Written instruction: Write out the records word for word, with no pictures.

◇ ◇ ◇ ◇ ◇

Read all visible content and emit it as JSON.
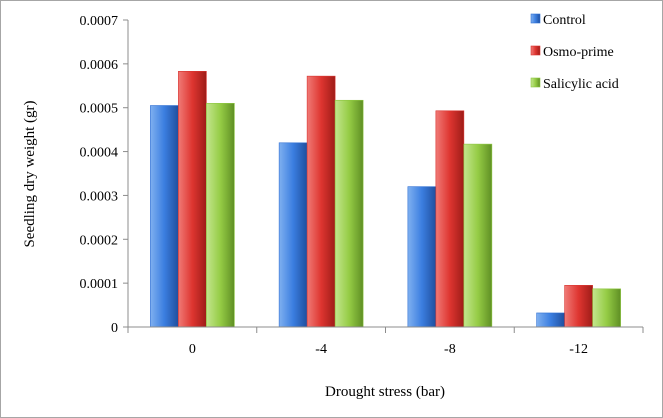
{
  "chart_data": {
    "type": "bar",
    "title": "",
    "xlabel": "Drought stress (bar)",
    "ylabel": "Seedling dry weight (gr)",
    "categories": [
      "0",
      "-4",
      "-8",
      "-12"
    ],
    "ylim": [
      0,
      0.0007
    ],
    "yticks": [
      "0",
      "0.0001",
      "0.0002",
      "0.0003",
      "0.0004",
      "0.0005",
      "0.0006",
      "0.0007"
    ],
    "grid": false,
    "legend_position": "top-right",
    "series": [
      {
        "name": "Control",
        "values": [
          0.000505,
          0.00042,
          0.00032,
          3.2e-05
        ],
        "color": "#2f6fd3"
      },
      {
        "name": "Osmo-prime",
        "values": [
          0.000583,
          0.000572,
          0.000493,
          9.5e-05
        ],
        "color": "#d8322d"
      },
      {
        "name": "Salicylic acid",
        "values": [
          0.00051,
          0.000517,
          0.000417,
          8.7e-05
        ],
        "color": "#8cc63f"
      }
    ]
  }
}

◇ ◇ ◇ ◇ ◇

Task output:
Read all visible content and emit it as JSON.
{
  "chart_data": {
    "type": "bar",
    "title": "",
    "xlabel": "Drought stress (bar)",
    "ylabel": "Seedling dry weight (gr)",
    "categories": [
      "0",
      "-4",
      "-8",
      "-12"
    ],
    "ylim": [
      0,
      0.0007
    ],
    "yticks": [
      "0",
      "0.0001",
      "0.0002",
      "0.0003",
      "0.0004",
      "0.0005",
      "0.0006",
      "0.0007"
    ],
    "grid": false,
    "legend_position": "top-right",
    "series": [
      {
        "name": "Control",
        "values": [
          0.000505,
          0.00042,
          0.00032,
          3.2e-05
        ],
        "color": "#2f6fd3"
      },
      {
        "name": "Osmo-prime",
        "values": [
          0.000583,
          0.000572,
          0.000493,
          9.5e-05
        ],
        "color": "#d8322d"
      },
      {
        "name": "Salicylic acid",
        "values": [
          0.00051,
          0.000517,
          0.000417,
          8.7e-05
        ],
        "color": "#8cc63f"
      }
    ]
  }
}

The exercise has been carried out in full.